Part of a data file
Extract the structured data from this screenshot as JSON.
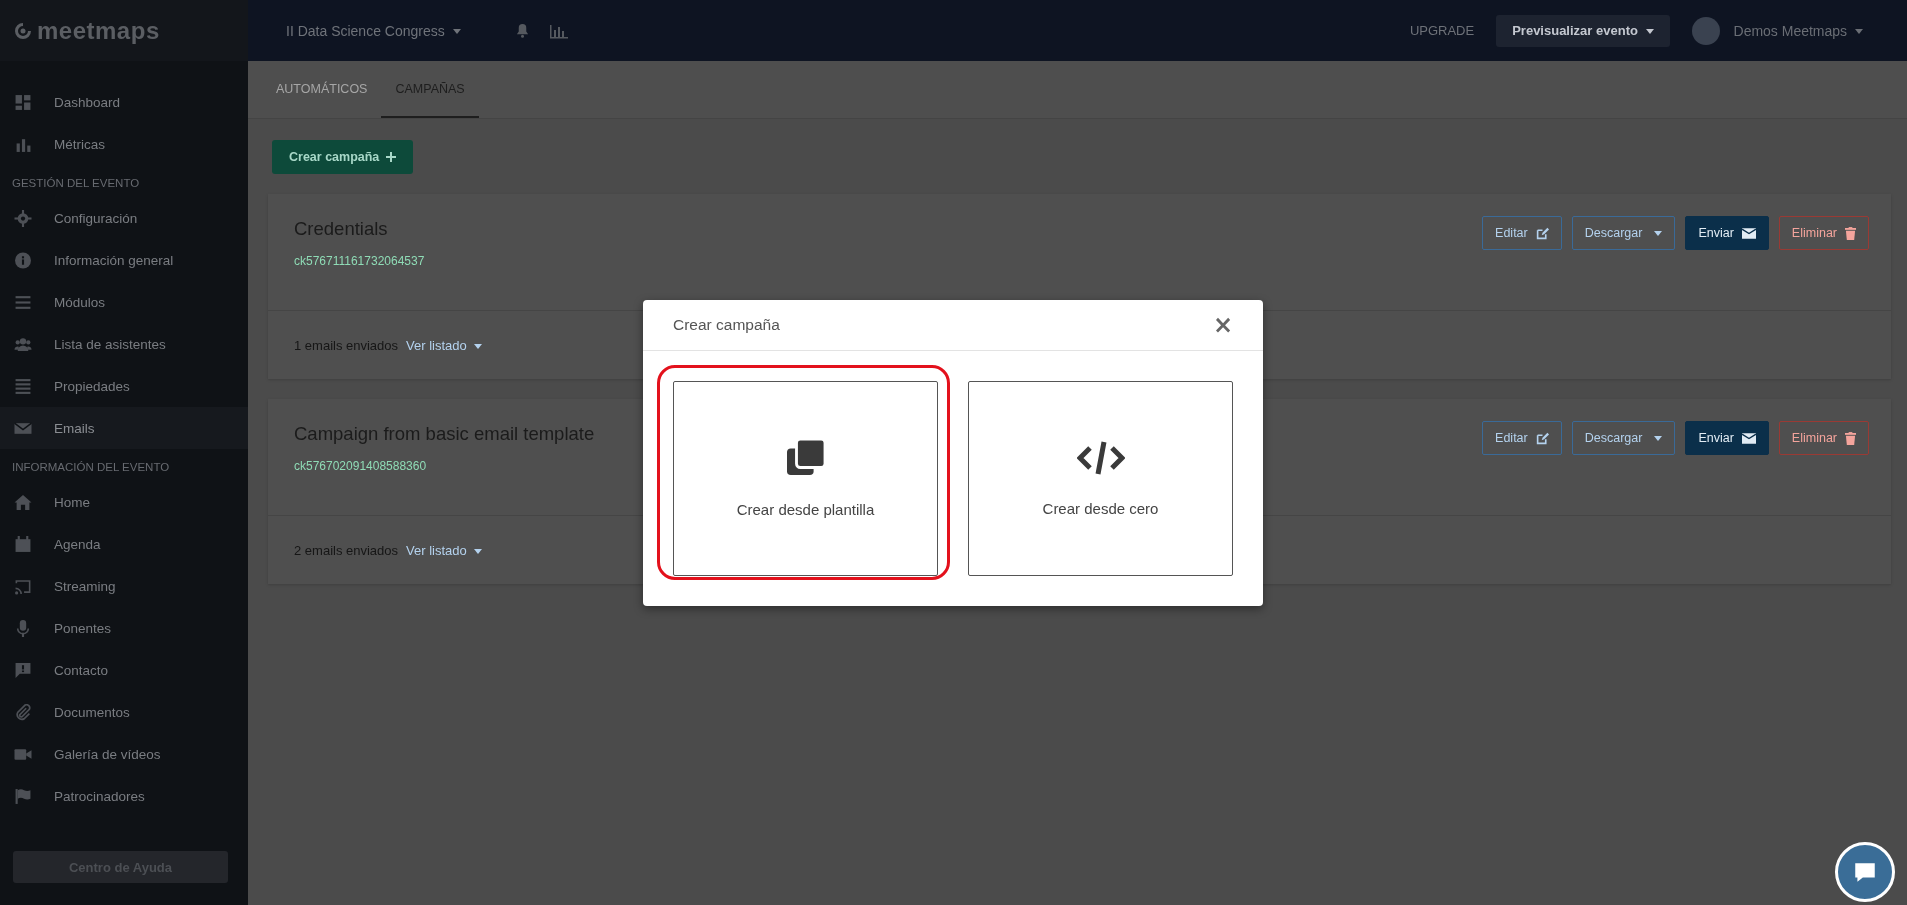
{
  "sidebar": {
    "logo": "meetmaps",
    "nav": [
      {
        "kind": "item",
        "label": "Dashboard",
        "selected": false
      },
      {
        "kind": "item",
        "label": "Métricas",
        "selected": false
      },
      {
        "kind": "section",
        "label": "GESTIÓN DEL EVENTO"
      },
      {
        "kind": "item",
        "label": "Configuración",
        "selected": false
      },
      {
        "kind": "item",
        "label": "Información general",
        "selected": false
      },
      {
        "kind": "item",
        "label": "Módulos",
        "selected": false
      },
      {
        "kind": "item",
        "label": "Lista de asistentes",
        "selected": false
      },
      {
        "kind": "item",
        "label": "Propiedades",
        "selected": false
      },
      {
        "kind": "item",
        "label": "Emails",
        "selected": true
      },
      {
        "kind": "section",
        "label": "INFORMACIÓN DEL EVENTO"
      },
      {
        "kind": "item",
        "label": "Home",
        "selected": false
      },
      {
        "kind": "item",
        "label": "Agenda",
        "selected": false
      },
      {
        "kind": "item",
        "label": "Streaming",
        "selected": false
      },
      {
        "kind": "item",
        "label": "Ponentes",
        "selected": false
      },
      {
        "kind": "item",
        "label": "Contacto",
        "selected": false
      },
      {
        "kind": "item",
        "label": "Documentos",
        "selected": false
      },
      {
        "kind": "item",
        "label": "Galería de vídeos",
        "selected": false
      },
      {
        "kind": "item",
        "label": "Patrocinadores",
        "selected": false
      }
    ],
    "help_button": "Centro de Ayuda"
  },
  "topbar": {
    "event": "II Data Science Congress",
    "upgrade": "UPGRADE",
    "preview": "Previsualizar evento",
    "user": "Demos Meetmaps"
  },
  "tabs": [
    {
      "label": "AUTOMÁTICOS",
      "selected": false
    },
    {
      "label": "CAMPAÑAS",
      "selected": true
    }
  ],
  "create_button": "Crear campaña",
  "campaigns": [
    {
      "title": "Credentials",
      "id": "ck576711161732064537",
      "sent": "1 emails enviados",
      "list_link": "Ver listado",
      "buttons": [
        {
          "kind": "edit",
          "label": "Editar"
        },
        {
          "kind": "download",
          "label": "Descargar"
        },
        {
          "kind": "send",
          "label": "Enviar"
        },
        {
          "kind": "delete",
          "label": "Eliminar"
        }
      ]
    },
    {
      "title": "Campaign from basic email template",
      "id": "ck576702091408588360",
      "sent": "2 emails enviados",
      "list_link": "Ver listado",
      "buttons": [
        {
          "kind": "edit",
          "label": "Editar"
        },
        {
          "kind": "download",
          "label": "Descargar"
        },
        {
          "kind": "send",
          "label": "Enviar"
        },
        {
          "kind": "delete",
          "label": "Eliminar"
        }
      ]
    }
  ],
  "modal": {
    "title": "Crear campaña",
    "close": "×",
    "options": [
      {
        "kind": "template",
        "label": "Crear desde plantilla",
        "highlighted": true
      },
      {
        "kind": "code",
        "label": "Crear desde cero",
        "highlighted": false
      }
    ]
  }
}
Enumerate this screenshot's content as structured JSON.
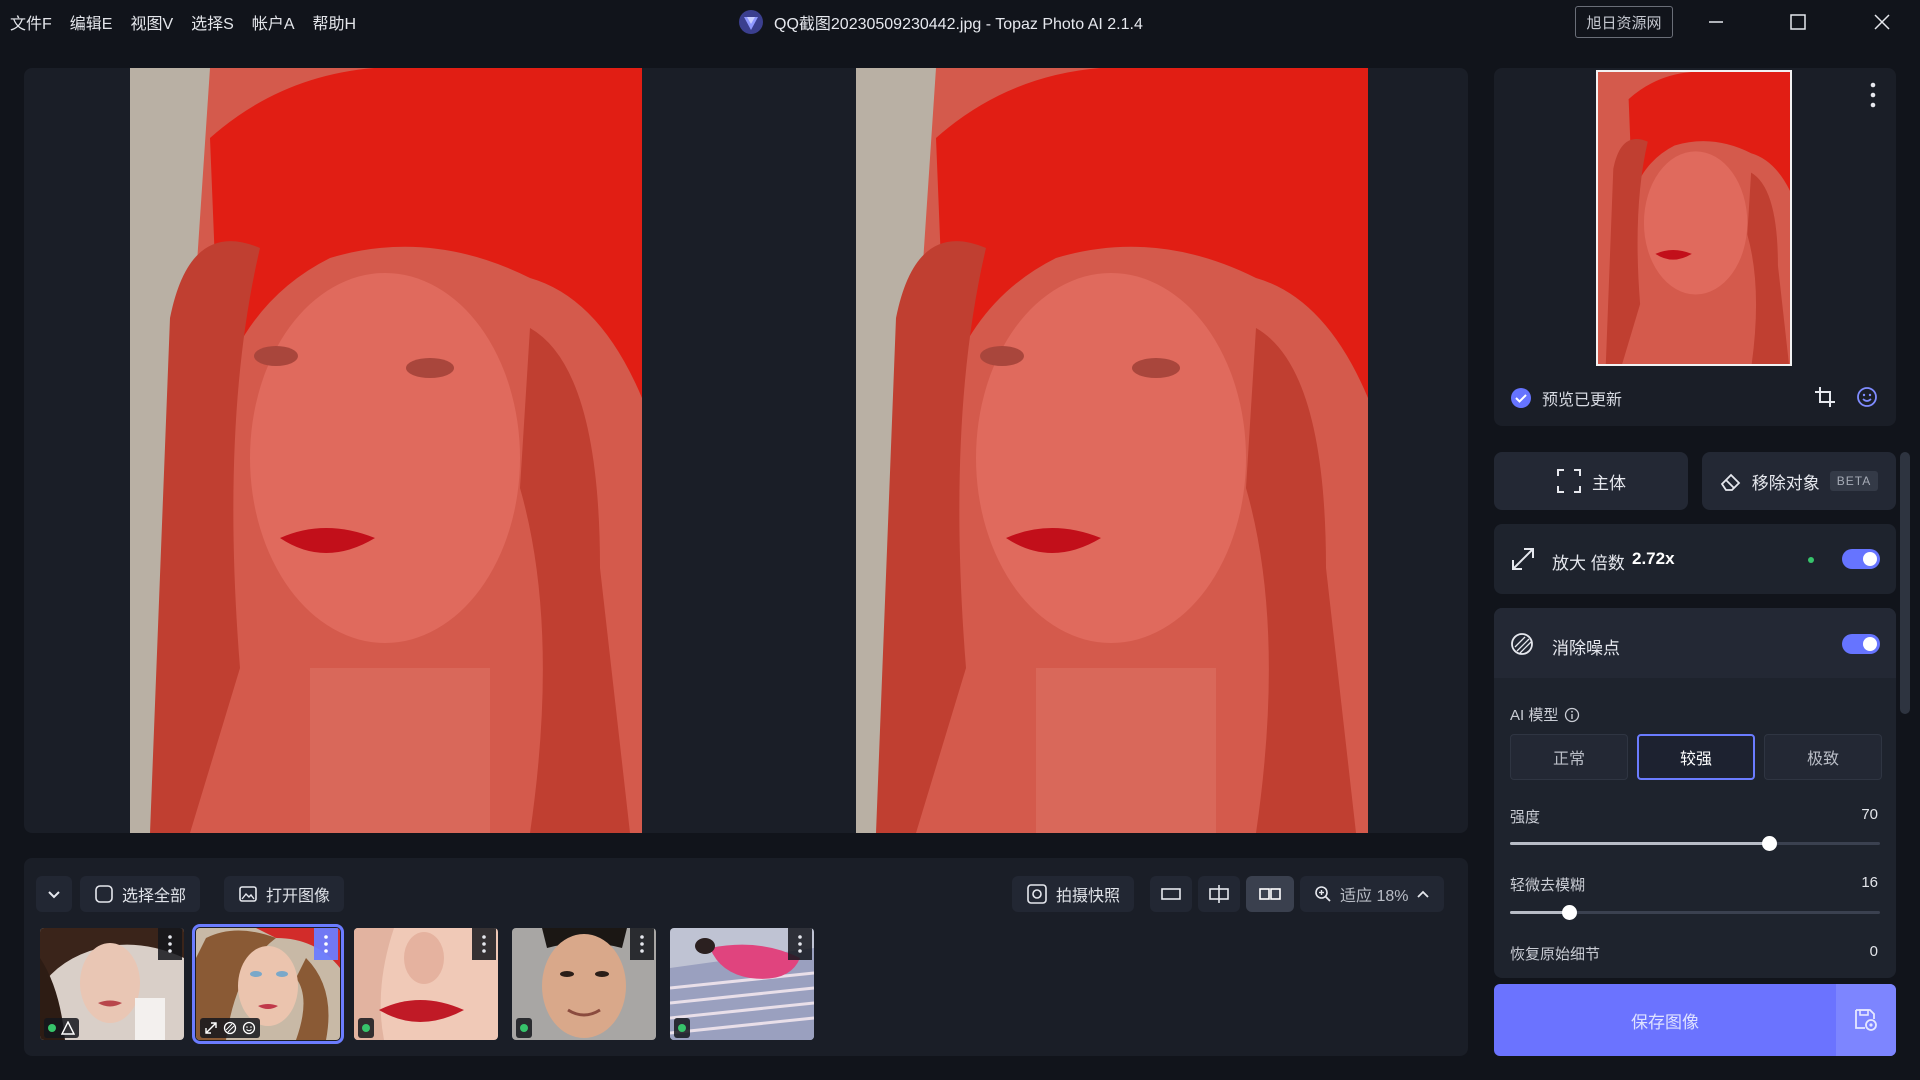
{
  "menu": [
    "文件F",
    "编辑E",
    "视图V",
    "选择S",
    "帐户A",
    "帮助H"
  ],
  "window": {
    "title": "QQ截图20230509230442.jpg - Topaz Photo AI 2.1.4",
    "badge": "旭日资源网"
  },
  "nav": {
    "status": "预览已更新"
  },
  "modes": {
    "subject": "主体",
    "remove": "移除对象",
    "beta": "BETA"
  },
  "upscale": {
    "label": "放大 倍数",
    "factor": "2.72x",
    "enabled": true
  },
  "denoise": {
    "label": "消除噪点",
    "enabled": true,
    "model_label": "AI 模型",
    "models": [
      "正常",
      "较强",
      "极致"
    ],
    "selected_model": "较强",
    "sliders": [
      {
        "label": "强度",
        "value": 70
      },
      {
        "label": "轻微去模糊",
        "value": 16
      },
      {
        "label": "恢复原始细节",
        "value": 0
      }
    ]
  },
  "save": {
    "label": "保存图像"
  },
  "toolbar": {
    "collapse": "",
    "select_all": "选择全部",
    "open": "打开图像",
    "snapshot": "拍摄快照",
    "zoom": "适应 18%"
  },
  "colors": {
    "accent": "#6b73ff",
    "panel": "#1e232d",
    "bg": "#11141b",
    "status_dot": "#37c46b"
  }
}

# What is being asked
Produce an exact copy of each line of data, skipping embedded images.

# Answer for the task
Extract the structured data from this screenshot as JSON.
{
  "sidebar": {
    "logo": "meetmaps",
    "nav": [
      {
        "kind": "item",
        "label": "Dashboard",
        "selected": false
      },
      {
        "kind": "item",
        "label": "Métricas",
        "selected": false
      },
      {
        "kind": "section",
        "label": "GESTIÓN DEL EVENTO"
      },
      {
        "kind": "item",
        "label": "Configuración",
        "selected": false
      },
      {
        "kind": "item",
        "label": "Información general",
        "selected": false
      },
      {
        "kind": "item",
        "label": "Módulos",
        "selected": false
      },
      {
        "kind": "item",
        "label": "Lista de asistentes",
        "selected": false
      },
      {
        "kind": "item",
        "label": "Propiedades",
        "selected": false
      },
      {
        "kind": "item",
        "label": "Emails",
        "selected": true
      },
      {
        "kind": "section",
        "label": "INFORMACIÓN DEL EVENTO"
      },
      {
        "kind": "item",
        "label": "Home",
        "selected": false
      },
      {
        "kind": "item",
        "label": "Agenda",
        "selected": false
      },
      {
        "kind": "item",
        "label": "Streaming",
        "selected": false
      },
      {
        "kind": "item",
        "label": "Ponentes",
        "selected": false
      },
      {
        "kind": "item",
        "label": "Contacto",
        "selected": false
      },
      {
        "kind": "item",
        "label": "Documentos",
        "selected": false
      },
      {
        "kind": "item",
        "label": "Galería de vídeos",
        "selected": false
      },
      {
        "kind": "item",
        "label": "Patrocinadores",
        "selected": false
      }
    ],
    "help_button": "Centro de Ayuda"
  },
  "topbar": {
    "event": "II Data Science Congress",
    "upgrade": "UPGRADE",
    "preview": "Previsualizar evento",
    "user": "Demos Meetmaps"
  },
  "tabs": [
    {
      "label": "AUTOMÁTICOS",
      "selected": false
    },
    {
      "label": "CAMPAÑAS",
      "selected": true
    }
  ],
  "create_button": "Crear campaña",
  "campaigns": [
    {
      "title": "Credentials",
      "id": "ck576711161732064537",
      "sent": "1 emails enviados",
      "list_link": "Ver listado",
      "buttons": [
        {
          "kind": "edit",
          "label": "Editar"
        },
        {
          "kind": "download",
          "label": "Descargar"
        },
        {
          "kind": "send",
          "label": "Enviar"
        },
        {
          "kind": "delete",
          "label": "Eliminar"
        }
      ]
    },
    {
      "title": "Campaign from basic email template",
      "id": "ck576702091408588360",
      "sent": "2 emails enviados",
      "list_link": "Ver listado",
      "buttons": [
        {
          "kind": "edit",
          "label": "Editar"
        },
        {
          "kind": "download",
          "label": "Descargar"
        },
        {
          "kind": "send",
          "label": "Enviar"
        },
        {
          "kind": "delete",
          "label": "Eliminar"
        }
      ]
    }
  ],
  "modal": {
    "title": "Crear campaña",
    "close": "×",
    "options": [
      {
        "kind": "template",
        "label": "Crear desde plantilla",
        "highlighted": true
      },
      {
        "kind": "code",
        "label": "Crear desde cero",
        "highlighted": false
      }
    ]
  }
}
Enumerate this screenshot's content as structured JSON.
{
  "menu": [
    "文件F",
    "编辑E",
    "视图V",
    "选择S",
    "帐户A",
    "帮助H"
  ],
  "window": {
    "title": "QQ截图20230509230442.jpg - Topaz Photo AI 2.1.4",
    "badge": "旭日资源网"
  },
  "nav": {
    "status": "预览已更新"
  },
  "modes": {
    "subject": "主体",
    "remove": "移除对象",
    "beta": "BETA"
  },
  "upscale": {
    "label": "放大 倍数",
    "factor": "2.72x",
    "enabled": true
  },
  "denoise": {
    "label": "消除噪点",
    "enabled": true,
    "model_label": "AI 模型",
    "models": [
      "正常",
      "较强",
      "极致"
    ],
    "selected_model": "较强",
    "sliders": [
      {
        "label": "强度",
        "value": 70
      },
      {
        "label": "轻微去模糊",
        "value": 16
      },
      {
        "label": "恢复原始细节",
        "value": 0
      }
    ]
  },
  "save": {
    "label": "保存图像"
  },
  "toolbar": {
    "collapse": "",
    "select_all": "选择全部",
    "open": "打开图像",
    "snapshot": "拍摄快照",
    "zoom": "适应 18%"
  },
  "colors": {
    "accent": "#6b73ff",
    "panel": "#1e232d",
    "bg": "#11141b",
    "status_dot": "#37c46b"
  }
}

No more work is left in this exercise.